Quote the entries verbatim, from the line containing "i need the location" through the line containing "902, 274, 1035]", with both of those lines included.

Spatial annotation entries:
^^^^

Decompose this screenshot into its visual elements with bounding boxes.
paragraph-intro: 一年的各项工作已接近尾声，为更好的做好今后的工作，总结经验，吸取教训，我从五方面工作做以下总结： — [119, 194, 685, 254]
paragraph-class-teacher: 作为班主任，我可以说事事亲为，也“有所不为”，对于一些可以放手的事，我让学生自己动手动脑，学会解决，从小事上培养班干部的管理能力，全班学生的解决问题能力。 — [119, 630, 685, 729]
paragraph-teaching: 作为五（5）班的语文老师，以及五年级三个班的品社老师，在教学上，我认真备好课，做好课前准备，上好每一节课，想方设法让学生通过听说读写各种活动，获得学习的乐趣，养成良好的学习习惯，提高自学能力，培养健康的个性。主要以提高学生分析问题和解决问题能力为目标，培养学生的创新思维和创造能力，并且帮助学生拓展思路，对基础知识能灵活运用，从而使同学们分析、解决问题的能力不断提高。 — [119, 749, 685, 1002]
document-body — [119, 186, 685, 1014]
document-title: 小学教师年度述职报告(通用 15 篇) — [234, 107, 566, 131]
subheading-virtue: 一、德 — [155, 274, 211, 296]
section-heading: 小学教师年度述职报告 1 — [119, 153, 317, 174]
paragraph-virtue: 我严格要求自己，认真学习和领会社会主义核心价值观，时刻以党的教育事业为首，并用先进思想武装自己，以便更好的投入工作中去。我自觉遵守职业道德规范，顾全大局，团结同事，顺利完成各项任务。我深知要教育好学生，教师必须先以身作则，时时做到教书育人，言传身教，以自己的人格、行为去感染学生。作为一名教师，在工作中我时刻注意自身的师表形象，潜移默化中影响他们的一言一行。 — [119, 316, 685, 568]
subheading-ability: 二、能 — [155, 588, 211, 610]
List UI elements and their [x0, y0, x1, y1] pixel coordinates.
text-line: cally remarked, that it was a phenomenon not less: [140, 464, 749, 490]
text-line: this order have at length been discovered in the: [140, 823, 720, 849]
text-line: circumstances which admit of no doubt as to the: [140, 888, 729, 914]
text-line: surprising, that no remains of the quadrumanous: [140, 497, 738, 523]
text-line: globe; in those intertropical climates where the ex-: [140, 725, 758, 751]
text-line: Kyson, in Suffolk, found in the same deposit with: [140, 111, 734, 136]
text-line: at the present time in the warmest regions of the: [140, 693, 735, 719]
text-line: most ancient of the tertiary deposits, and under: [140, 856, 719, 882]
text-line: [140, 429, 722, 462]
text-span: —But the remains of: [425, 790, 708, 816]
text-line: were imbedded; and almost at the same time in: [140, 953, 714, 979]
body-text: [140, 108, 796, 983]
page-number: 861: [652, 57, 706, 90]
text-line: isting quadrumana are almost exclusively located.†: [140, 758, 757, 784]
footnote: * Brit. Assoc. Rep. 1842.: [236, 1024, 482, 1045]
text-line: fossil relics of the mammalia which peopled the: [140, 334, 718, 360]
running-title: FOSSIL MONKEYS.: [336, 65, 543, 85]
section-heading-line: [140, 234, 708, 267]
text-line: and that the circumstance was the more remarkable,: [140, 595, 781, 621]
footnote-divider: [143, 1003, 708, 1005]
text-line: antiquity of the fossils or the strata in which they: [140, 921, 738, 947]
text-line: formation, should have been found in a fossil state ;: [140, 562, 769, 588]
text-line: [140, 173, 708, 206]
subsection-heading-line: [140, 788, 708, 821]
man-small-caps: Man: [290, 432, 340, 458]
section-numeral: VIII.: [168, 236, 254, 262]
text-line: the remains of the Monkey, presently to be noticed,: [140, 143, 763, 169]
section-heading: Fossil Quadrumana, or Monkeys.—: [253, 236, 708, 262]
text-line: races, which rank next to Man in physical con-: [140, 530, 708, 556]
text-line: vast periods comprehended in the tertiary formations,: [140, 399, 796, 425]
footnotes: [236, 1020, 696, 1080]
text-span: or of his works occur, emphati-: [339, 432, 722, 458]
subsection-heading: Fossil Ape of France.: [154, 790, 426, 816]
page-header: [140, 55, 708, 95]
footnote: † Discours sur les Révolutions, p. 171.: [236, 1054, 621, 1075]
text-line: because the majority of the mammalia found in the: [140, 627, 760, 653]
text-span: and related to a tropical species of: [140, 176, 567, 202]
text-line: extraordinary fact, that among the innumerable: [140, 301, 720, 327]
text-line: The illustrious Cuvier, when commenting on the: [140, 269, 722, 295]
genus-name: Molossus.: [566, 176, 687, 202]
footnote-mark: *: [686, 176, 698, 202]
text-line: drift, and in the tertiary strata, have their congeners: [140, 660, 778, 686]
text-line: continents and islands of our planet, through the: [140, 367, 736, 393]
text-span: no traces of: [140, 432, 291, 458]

^^^^

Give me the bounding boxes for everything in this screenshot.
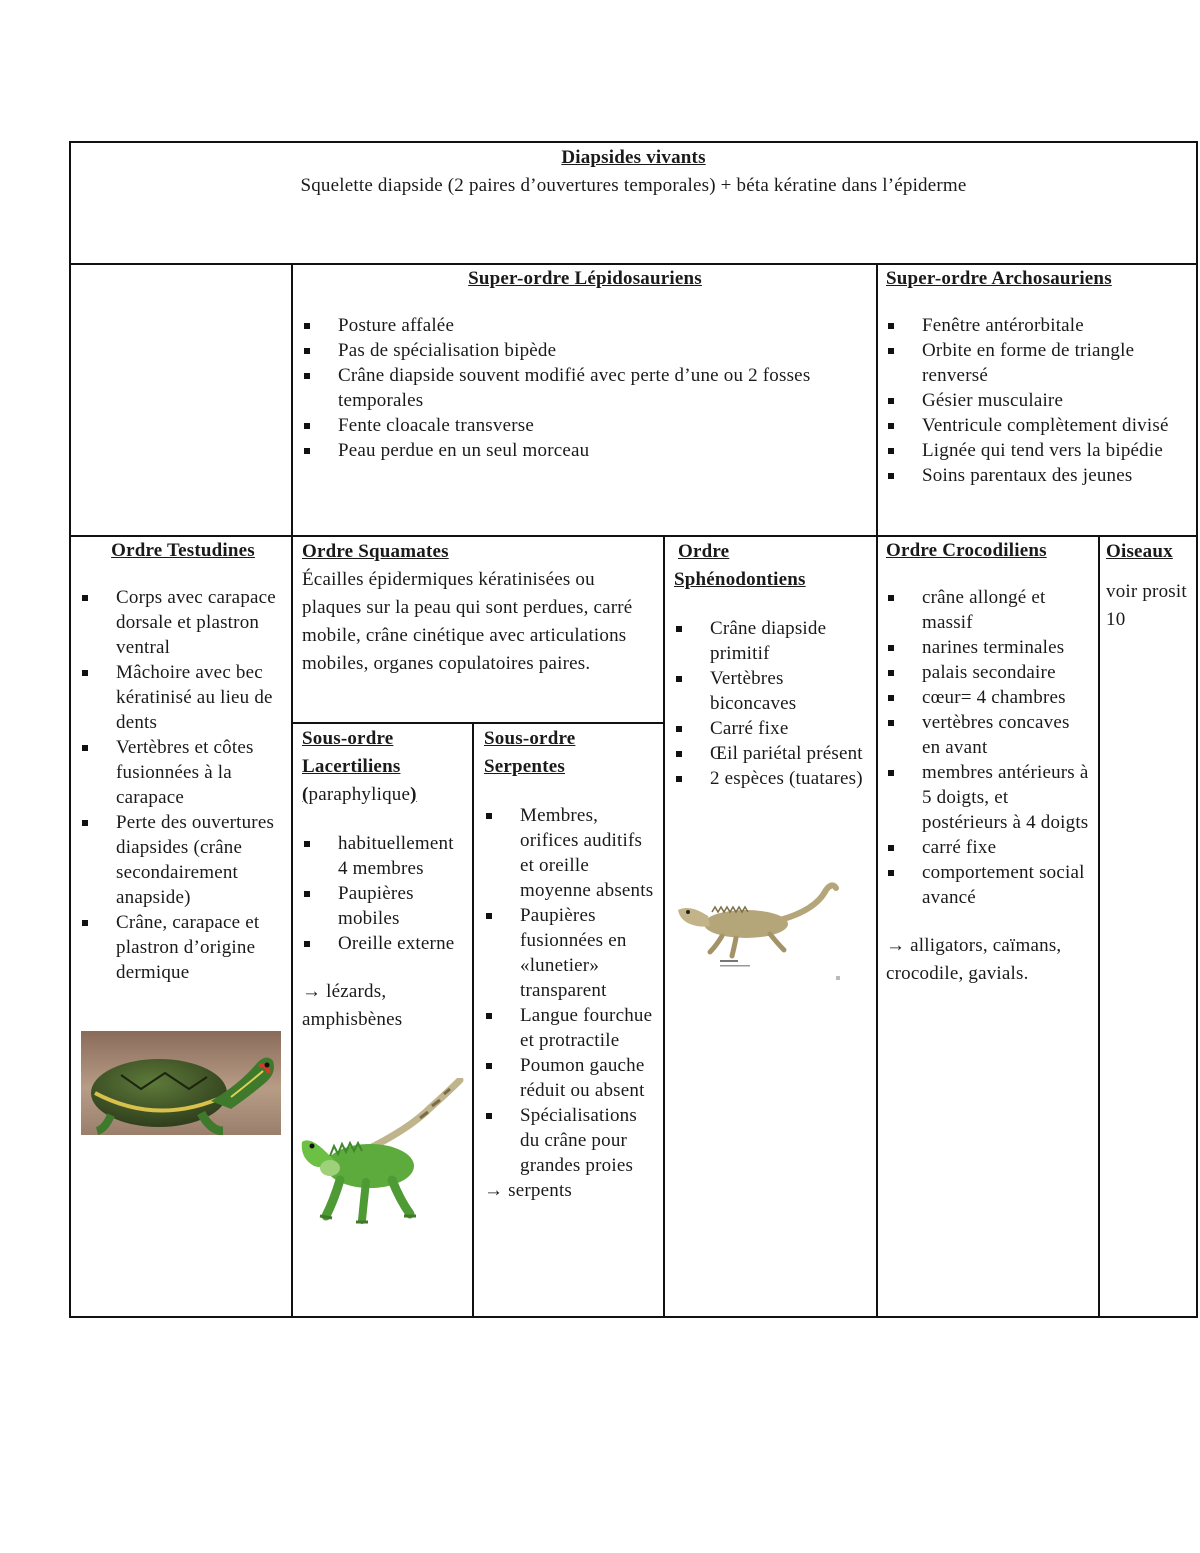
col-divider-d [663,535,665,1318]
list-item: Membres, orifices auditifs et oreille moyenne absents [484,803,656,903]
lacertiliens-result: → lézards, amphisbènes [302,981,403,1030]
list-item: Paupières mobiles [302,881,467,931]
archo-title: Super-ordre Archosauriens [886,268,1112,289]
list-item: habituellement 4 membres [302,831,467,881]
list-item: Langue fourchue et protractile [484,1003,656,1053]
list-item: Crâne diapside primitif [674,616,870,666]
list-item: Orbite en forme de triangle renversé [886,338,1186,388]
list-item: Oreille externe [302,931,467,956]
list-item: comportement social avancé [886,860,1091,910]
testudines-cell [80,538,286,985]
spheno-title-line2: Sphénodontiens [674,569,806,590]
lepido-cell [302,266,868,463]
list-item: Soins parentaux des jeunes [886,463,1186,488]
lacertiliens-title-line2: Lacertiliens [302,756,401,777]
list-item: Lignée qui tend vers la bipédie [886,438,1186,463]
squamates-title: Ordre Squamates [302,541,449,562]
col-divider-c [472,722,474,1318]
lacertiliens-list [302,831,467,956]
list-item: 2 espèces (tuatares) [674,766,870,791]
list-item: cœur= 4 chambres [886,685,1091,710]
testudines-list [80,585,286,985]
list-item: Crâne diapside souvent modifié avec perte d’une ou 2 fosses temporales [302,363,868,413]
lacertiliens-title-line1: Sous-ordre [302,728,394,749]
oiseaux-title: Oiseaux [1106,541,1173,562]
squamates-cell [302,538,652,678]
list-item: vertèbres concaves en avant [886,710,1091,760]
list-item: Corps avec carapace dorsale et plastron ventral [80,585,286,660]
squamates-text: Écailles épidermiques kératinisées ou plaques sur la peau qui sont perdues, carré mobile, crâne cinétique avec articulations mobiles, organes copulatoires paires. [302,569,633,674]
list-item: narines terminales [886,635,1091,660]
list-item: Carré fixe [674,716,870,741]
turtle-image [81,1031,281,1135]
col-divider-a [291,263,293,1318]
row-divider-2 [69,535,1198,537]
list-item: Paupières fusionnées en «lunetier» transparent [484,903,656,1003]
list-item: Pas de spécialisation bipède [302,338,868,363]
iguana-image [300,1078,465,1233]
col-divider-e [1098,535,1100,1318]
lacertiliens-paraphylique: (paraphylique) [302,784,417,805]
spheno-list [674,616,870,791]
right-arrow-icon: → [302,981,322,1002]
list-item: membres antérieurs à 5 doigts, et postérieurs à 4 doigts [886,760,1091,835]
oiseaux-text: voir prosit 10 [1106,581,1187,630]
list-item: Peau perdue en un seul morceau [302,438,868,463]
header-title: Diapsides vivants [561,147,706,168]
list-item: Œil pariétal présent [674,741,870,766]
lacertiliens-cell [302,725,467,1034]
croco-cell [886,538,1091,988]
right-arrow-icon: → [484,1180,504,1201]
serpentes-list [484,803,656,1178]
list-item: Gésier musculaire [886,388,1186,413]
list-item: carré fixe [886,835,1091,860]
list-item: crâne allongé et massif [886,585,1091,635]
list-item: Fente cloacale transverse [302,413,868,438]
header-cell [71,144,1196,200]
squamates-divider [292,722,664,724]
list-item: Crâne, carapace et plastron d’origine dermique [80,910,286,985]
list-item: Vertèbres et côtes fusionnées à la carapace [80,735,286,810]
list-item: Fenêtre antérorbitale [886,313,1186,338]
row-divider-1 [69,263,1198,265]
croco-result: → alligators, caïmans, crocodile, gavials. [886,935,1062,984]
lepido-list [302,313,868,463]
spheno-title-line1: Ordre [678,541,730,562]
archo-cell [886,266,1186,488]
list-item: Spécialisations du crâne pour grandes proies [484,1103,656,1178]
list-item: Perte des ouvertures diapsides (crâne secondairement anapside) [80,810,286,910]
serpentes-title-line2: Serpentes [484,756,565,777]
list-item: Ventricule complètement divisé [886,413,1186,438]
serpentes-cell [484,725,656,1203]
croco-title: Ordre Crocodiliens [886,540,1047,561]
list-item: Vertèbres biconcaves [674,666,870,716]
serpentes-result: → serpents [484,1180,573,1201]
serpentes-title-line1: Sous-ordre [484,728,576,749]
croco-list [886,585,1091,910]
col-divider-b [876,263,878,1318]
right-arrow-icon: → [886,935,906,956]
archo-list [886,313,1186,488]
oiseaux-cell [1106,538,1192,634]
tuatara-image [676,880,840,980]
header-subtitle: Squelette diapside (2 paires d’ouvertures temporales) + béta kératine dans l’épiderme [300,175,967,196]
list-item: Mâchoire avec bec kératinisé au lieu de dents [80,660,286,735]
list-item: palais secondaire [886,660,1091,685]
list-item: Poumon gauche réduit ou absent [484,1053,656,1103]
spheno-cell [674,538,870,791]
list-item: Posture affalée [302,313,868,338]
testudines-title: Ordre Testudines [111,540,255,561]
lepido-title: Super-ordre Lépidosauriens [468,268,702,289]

^^^^

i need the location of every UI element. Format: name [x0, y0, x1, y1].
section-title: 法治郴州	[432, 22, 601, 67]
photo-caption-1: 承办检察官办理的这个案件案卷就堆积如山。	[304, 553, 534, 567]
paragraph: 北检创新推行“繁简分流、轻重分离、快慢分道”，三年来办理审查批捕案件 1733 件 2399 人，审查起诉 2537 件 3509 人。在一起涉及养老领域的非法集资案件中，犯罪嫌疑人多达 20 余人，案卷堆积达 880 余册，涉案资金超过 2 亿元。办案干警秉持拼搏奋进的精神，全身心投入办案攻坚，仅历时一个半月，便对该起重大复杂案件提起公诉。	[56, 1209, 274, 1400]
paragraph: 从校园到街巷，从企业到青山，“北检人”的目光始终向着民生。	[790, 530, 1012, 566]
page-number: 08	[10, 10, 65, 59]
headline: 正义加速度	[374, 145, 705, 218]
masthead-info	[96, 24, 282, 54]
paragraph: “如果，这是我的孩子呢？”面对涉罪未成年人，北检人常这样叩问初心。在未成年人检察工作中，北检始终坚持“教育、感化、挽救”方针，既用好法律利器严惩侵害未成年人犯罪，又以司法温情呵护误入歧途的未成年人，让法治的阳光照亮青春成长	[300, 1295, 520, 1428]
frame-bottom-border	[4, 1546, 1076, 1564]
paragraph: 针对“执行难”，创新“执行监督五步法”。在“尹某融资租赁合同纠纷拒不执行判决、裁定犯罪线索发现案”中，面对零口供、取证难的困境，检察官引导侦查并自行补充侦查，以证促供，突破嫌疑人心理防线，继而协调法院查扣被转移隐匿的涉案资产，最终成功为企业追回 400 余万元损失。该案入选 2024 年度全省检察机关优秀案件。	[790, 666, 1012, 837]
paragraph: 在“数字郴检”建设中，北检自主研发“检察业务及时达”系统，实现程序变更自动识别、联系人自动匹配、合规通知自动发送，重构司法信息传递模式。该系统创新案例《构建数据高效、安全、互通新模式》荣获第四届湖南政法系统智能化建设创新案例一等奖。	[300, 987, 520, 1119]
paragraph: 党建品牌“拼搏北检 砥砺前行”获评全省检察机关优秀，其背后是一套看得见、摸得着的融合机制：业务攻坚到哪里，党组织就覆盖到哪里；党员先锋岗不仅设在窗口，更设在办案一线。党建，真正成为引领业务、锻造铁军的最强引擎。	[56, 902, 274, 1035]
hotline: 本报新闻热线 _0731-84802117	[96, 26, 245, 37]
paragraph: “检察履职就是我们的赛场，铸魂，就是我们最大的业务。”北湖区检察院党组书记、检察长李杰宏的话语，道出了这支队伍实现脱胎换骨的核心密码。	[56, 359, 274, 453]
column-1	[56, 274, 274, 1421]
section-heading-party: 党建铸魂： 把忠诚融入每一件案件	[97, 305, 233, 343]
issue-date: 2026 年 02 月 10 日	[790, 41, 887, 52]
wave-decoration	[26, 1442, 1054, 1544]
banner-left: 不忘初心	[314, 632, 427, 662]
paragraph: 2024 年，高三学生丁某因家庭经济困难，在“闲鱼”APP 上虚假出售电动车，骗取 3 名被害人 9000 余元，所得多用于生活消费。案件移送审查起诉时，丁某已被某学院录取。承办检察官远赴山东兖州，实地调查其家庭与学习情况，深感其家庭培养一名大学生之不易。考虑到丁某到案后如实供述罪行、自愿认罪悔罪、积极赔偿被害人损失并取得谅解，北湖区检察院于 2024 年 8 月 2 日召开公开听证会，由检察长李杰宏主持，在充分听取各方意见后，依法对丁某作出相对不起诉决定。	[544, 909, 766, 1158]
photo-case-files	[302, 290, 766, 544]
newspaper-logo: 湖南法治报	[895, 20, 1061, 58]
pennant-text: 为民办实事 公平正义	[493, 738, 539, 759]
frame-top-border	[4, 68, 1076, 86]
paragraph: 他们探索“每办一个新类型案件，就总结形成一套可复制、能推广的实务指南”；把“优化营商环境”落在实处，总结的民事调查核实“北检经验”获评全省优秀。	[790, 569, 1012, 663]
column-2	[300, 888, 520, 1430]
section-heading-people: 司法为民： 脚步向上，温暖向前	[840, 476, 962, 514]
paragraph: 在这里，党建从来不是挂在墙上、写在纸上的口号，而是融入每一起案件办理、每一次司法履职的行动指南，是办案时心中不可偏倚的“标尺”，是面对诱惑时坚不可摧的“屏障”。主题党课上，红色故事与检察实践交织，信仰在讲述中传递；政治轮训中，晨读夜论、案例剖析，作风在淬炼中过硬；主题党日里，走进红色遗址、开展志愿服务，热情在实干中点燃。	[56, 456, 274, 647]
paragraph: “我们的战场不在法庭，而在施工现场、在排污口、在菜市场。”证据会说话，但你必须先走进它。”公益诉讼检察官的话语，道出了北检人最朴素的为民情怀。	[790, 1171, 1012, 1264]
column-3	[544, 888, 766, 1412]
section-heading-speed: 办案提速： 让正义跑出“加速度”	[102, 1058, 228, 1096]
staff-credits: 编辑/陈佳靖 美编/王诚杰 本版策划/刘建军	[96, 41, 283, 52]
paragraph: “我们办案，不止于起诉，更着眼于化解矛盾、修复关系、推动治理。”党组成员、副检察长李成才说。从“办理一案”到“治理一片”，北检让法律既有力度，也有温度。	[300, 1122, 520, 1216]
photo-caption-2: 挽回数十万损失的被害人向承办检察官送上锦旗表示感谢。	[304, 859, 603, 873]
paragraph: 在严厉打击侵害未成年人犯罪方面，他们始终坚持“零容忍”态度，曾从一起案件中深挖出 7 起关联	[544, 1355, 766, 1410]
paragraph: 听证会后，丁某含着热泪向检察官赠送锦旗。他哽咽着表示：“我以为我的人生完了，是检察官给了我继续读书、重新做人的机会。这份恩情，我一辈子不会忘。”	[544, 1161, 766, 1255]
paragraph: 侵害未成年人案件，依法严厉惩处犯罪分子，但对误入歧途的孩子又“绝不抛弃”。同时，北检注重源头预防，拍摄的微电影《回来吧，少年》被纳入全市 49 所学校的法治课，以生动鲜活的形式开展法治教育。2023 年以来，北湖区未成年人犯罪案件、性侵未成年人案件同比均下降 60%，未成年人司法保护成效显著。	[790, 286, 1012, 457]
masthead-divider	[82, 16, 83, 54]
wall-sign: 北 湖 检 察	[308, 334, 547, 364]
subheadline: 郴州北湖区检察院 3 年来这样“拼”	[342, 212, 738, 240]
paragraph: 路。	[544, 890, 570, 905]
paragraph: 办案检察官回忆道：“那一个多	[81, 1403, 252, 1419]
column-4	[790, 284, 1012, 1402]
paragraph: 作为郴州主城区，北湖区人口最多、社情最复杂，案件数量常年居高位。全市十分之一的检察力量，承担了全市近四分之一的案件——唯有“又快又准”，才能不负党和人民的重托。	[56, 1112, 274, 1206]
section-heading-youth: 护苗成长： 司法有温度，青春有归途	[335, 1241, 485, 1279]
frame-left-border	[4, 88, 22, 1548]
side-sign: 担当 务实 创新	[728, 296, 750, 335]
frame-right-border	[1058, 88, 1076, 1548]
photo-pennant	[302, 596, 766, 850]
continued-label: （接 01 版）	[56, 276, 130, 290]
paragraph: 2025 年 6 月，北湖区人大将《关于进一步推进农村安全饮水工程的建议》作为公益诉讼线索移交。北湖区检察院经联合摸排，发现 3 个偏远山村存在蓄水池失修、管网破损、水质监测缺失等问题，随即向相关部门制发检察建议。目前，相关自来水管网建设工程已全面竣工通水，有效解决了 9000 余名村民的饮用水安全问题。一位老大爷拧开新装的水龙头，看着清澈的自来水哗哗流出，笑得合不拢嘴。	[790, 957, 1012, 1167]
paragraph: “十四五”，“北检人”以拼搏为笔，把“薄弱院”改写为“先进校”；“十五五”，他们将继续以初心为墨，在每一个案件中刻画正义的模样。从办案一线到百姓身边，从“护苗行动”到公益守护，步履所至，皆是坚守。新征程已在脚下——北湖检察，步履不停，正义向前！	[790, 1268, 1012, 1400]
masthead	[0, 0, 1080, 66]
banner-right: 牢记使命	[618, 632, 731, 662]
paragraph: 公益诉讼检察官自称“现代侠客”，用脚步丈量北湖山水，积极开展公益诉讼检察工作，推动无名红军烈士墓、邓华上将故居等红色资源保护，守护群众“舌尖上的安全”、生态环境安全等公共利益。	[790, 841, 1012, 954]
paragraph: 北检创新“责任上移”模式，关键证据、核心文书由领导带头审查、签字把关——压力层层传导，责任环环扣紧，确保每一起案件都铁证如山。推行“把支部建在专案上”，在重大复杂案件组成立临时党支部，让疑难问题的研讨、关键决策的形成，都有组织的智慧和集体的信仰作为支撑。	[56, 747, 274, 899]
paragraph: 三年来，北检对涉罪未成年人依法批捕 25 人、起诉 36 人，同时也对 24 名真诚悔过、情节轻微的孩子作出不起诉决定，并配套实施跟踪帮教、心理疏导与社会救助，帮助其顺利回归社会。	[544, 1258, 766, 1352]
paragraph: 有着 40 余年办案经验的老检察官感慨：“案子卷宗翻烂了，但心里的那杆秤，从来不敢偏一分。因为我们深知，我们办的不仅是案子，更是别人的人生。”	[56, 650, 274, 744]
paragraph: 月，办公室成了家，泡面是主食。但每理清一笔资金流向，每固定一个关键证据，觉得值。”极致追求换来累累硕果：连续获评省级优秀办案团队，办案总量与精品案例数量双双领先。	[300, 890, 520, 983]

^^^^

Solution to the exercise =
i need the location of every UI element. Format: name [x0, y0, x1, y1].
section-title: 法治郴州	[432, 22, 601, 67]
photo-caption-1: 承办检察官办理的这个案件案卷就堆积如山。	[304, 553, 534, 567]
paragraph: 北检创新推行“繁简分流、轻重分离、快慢分道”，三年来办理审查批捕案件 1733 件 2399 人，审查起诉 2537 件 3509 人。在一起涉及养老领域的非法集资案件中，犯罪嫌疑人多达 20 余人，案卷堆积达 880 余册，涉案资金超过 2 亿元。办案干警秉持拼搏奋进的精神，全身心投入办案攻坚，仅历时一个半月，便对该起重大复杂案件提起公诉。	[56, 1209, 274, 1400]
paragraph: 从校园到街巷，从企业到青山，“北检人”的目光始终向着民生。	[790, 530, 1012, 566]
page-number: 08	[10, 10, 65, 59]
headline: 正义加速度	[374, 145, 705, 218]
masthead-info	[96, 24, 282, 54]
paragraph: “如果，这是我的孩子呢？”面对涉罪未成年人，北检人常这样叩问初心。在未成年人检察工作中，北检始终坚持“教育、感化、挽救”方针，既用好法律利器严惩侵害未成年人犯罪，又以司法温情呵护误入歧途的未成年人，让法治的阳光照亮青春成长	[300, 1295, 520, 1428]
frame-bottom-border	[4, 1546, 1076, 1564]
paragraph: 针对“执行难”，创新“执行监督五步法”。在“尹某融资租赁合同纠纷拒不执行判决、裁定犯罪线索发现案”中，面对零口供、取证难的困境，检察官引导侦查并自行补充侦查，以证促供，突破嫌疑人心理防线，继而协调法院查扣被转移隐匿的涉案资产，最终成功为企业追回 400 余万元损失。该案入选 2024 年度全省检察机关优秀案件。	[790, 666, 1012, 837]
paragraph: 在“数字郴检”建设中，北检自主研发“检察业务及时达”系统，实现程序变更自动识别、联系人自动匹配、合规通知自动发送，重构司法信息传递模式。该系统创新案例《构建数据高效、安全、互通新模式》荣获第四届湖南政法系统智能化建设创新案例一等奖。	[300, 987, 520, 1119]
paragraph: 党建品牌“拼搏北检 砥砺前行”获评全省检察机关优秀，其背后是一套看得见、摸得着的融合机制：业务攻坚到哪里，党组织就覆盖到哪里；党员先锋岗不仅设在窗口，更设在办案一线。党建，真正成为引领业务、锻造铁军的最强引擎。	[56, 902, 274, 1035]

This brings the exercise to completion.